WRITTEN PROBLEM> Locate the word "text" in the entries below, then gather every line that holds it.

[Excerpts from a figure dataset]

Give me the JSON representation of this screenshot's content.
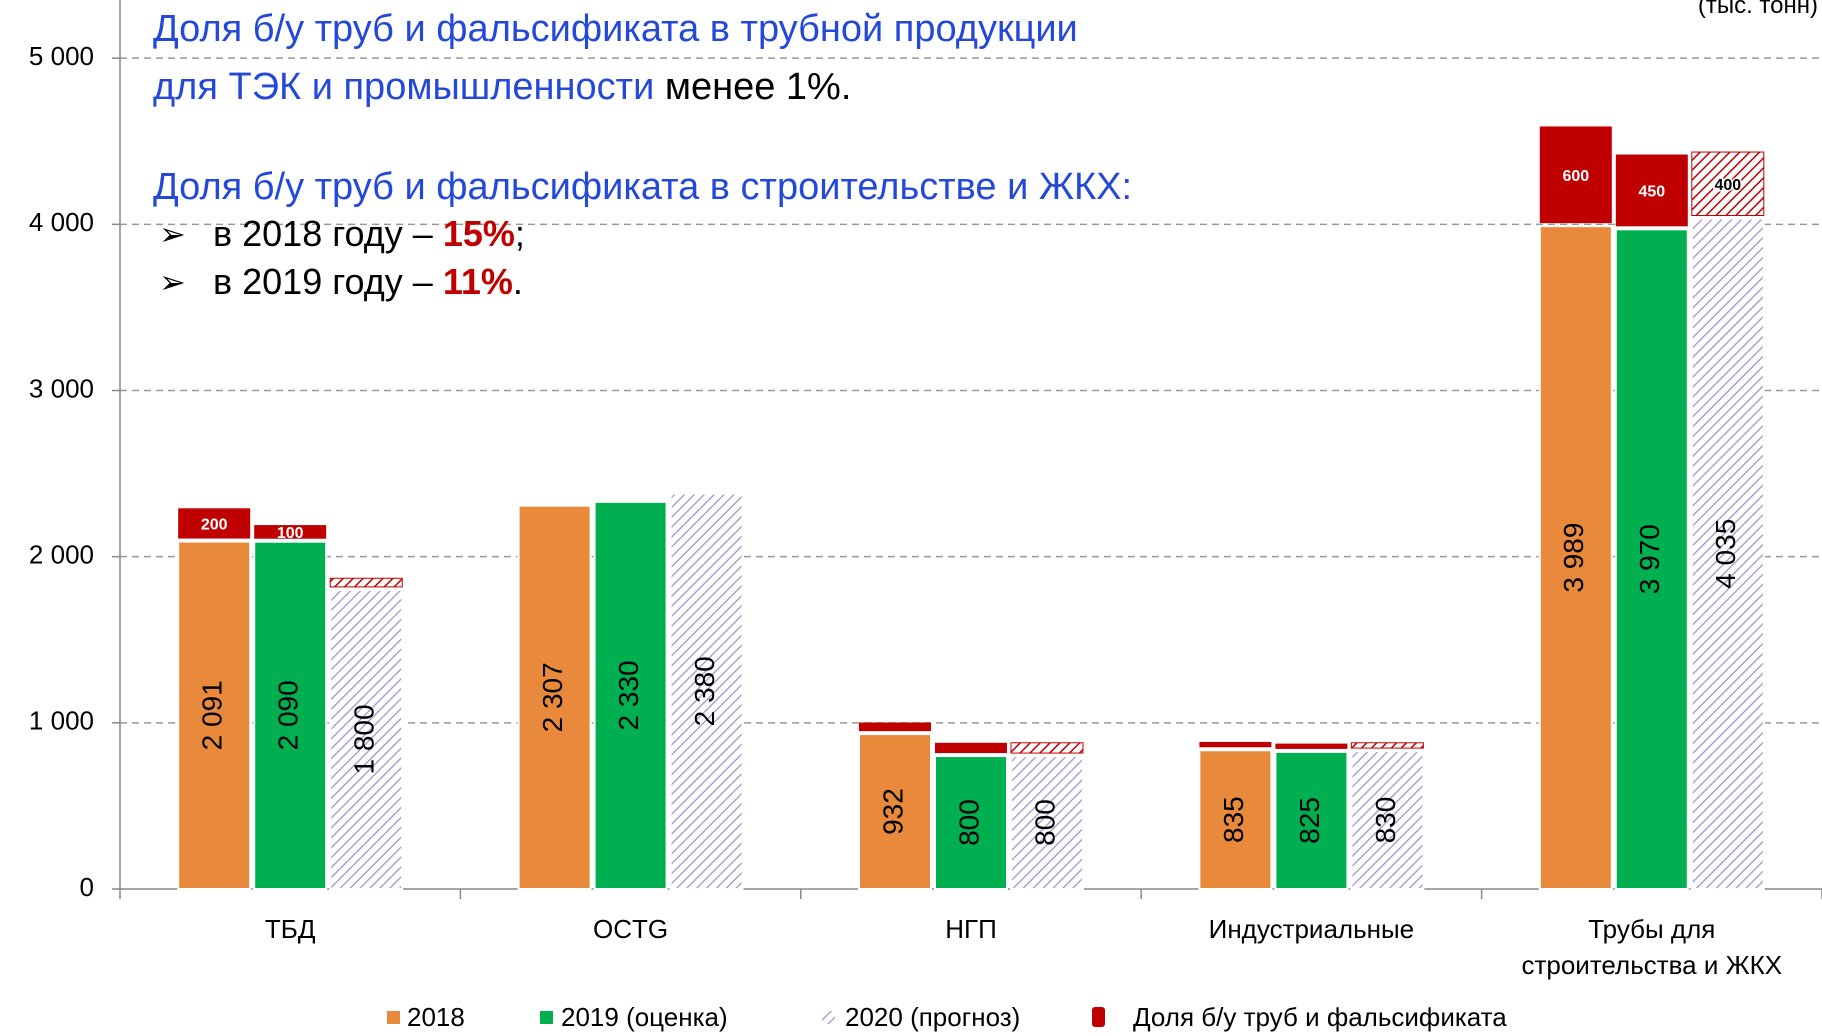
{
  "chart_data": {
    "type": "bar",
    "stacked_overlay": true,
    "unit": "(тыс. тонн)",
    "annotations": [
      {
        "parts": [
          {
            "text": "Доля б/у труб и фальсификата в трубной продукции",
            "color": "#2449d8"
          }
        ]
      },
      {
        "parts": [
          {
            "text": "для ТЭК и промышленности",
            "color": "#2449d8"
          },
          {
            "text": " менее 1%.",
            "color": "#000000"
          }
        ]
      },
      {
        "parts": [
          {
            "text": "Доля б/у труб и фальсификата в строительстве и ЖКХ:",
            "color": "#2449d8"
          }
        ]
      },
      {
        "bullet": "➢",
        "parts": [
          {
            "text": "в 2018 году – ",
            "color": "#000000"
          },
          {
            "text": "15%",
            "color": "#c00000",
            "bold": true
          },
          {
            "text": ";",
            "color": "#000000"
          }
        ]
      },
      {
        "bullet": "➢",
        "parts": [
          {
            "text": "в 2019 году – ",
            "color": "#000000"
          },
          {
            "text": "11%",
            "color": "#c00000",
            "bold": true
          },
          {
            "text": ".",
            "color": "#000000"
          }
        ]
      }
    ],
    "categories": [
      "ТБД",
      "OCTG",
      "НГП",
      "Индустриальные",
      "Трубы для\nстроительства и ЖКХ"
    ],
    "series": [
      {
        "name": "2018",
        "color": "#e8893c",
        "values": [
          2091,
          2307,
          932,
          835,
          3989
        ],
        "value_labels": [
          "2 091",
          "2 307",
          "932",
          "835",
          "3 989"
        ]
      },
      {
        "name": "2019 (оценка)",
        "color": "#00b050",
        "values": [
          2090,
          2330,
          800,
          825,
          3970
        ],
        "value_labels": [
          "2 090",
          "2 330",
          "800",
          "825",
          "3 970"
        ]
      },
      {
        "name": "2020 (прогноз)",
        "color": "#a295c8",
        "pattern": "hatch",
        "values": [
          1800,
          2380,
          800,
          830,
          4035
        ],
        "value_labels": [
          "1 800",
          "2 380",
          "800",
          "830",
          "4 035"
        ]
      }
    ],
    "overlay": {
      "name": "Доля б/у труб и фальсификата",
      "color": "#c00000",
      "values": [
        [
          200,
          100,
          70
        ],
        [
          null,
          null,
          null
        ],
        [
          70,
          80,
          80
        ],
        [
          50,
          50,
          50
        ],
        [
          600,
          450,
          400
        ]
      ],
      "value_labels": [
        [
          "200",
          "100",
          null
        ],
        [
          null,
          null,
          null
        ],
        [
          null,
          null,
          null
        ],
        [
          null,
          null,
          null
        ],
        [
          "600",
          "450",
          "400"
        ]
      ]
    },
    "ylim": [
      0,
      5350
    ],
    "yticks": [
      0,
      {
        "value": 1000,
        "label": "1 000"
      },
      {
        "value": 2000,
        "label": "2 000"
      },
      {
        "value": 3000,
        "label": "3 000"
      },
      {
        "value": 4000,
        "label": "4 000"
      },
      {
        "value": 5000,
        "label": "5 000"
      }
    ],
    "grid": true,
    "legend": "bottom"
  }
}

TASK ANSWER>
            "text": "Доля б/у труб и фальсификата в трубной продукции",
            "text": "для ТЭК и промышленности",
            "text": " менее 1%.",
            "text": "Доля б/у труб и фальсификата в строительстве и ЖКХ:",
            "text": "в 2018 году – ",
            "text": "15%",
            "text": ";",
            "text": "в 2019 году – ",
            "text": "11%",
            "text": ".",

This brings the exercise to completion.